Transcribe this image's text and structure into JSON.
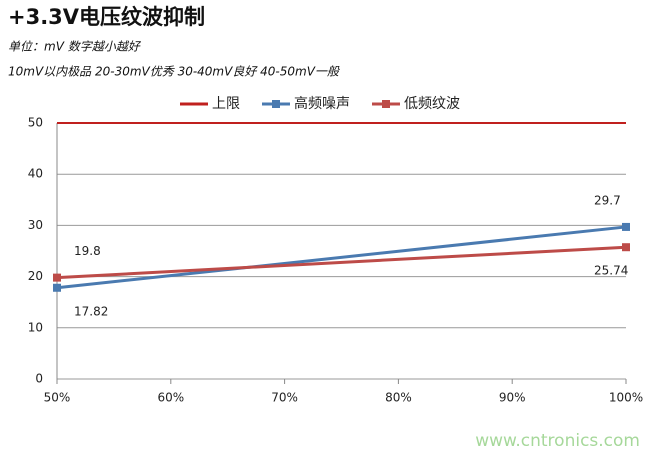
{
  "chart_data": {
    "type": "line",
    "title": "+3.3V电压纹波抑制",
    "subtitle": [
      "单位：mV  数字越小越好",
      "10mV以内极品  20-30mV优秀  30-40mV良好  40-50mV一般"
    ],
    "watermark": "www.cntronics.com",
    "x": [
      50,
      100
    ],
    "series": [
      {
        "name": "上限",
        "color": "#c0201e",
        "values": [
          50,
          50
        ],
        "markers": false,
        "data_labels": false
      },
      {
        "name": "高频噪声",
        "color": "#4a7ab0",
        "values": [
          17.82,
          29.7
        ],
        "markers": true,
        "data_labels": true
      },
      {
        "name": "低频纹波",
        "color": "#bd4b48",
        "values": [
          19.8,
          25.74
        ],
        "markers": true,
        "data_labels": true
      }
    ],
    "xlim": [
      50,
      100
    ],
    "xticks": [
      {
        "value": 50,
        "label": "50%"
      },
      {
        "value": 60,
        "label": "60%"
      },
      {
        "value": 70,
        "label": "70%"
      },
      {
        "value": 80,
        "label": "80%"
      },
      {
        "value": 90,
        "label": "90%"
      },
      {
        "value": 100,
        "label": "100%"
      }
    ],
    "ylim": [
      0,
      50
    ],
    "yticks": [
      0,
      10,
      20,
      30,
      40,
      50
    ],
    "grid": true,
    "legend": "top"
  }
}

+-------+

### TASK DETAILS
Repeat the full listing above exactly, with no pictures in the copy.

### SOLUTION
Transcribe this image's text and structure into JSON.
{
  "chart_data": {
    "type": "line",
    "title": "+3.3V电压纹波抑制",
    "subtitle": [
      "单位：mV  数字越小越好",
      "10mV以内极品  20-30mV优秀  30-40mV良好  40-50mV一般"
    ],
    "watermark": "www.cntronics.com",
    "x": [
      50,
      100
    ],
    "series": [
      {
        "name": "上限",
        "color": "#c0201e",
        "values": [
          50,
          50
        ],
        "markers": false,
        "data_labels": false
      },
      {
        "name": "高频噪声",
        "color": "#4a7ab0",
        "values": [
          17.82,
          29.7
        ],
        "markers": true,
        "data_labels": true
      },
      {
        "name": "低频纹波",
        "color": "#bd4b48",
        "values": [
          19.8,
          25.74
        ],
        "markers": true,
        "data_labels": true
      }
    ],
    "xlim": [
      50,
      100
    ],
    "xticks": [
      {
        "value": 50,
        "label": "50%"
      },
      {
        "value": 60,
        "label": "60%"
      },
      {
        "value": 70,
        "label": "70%"
      },
      {
        "value": 80,
        "label": "80%"
      },
      {
        "value": 90,
        "label": "90%"
      },
      {
        "value": 100,
        "label": "100%"
      }
    ],
    "ylim": [
      0,
      50
    ],
    "yticks": [
      0,
      10,
      20,
      30,
      40,
      50
    ],
    "grid": true,
    "legend": "top"
  }
}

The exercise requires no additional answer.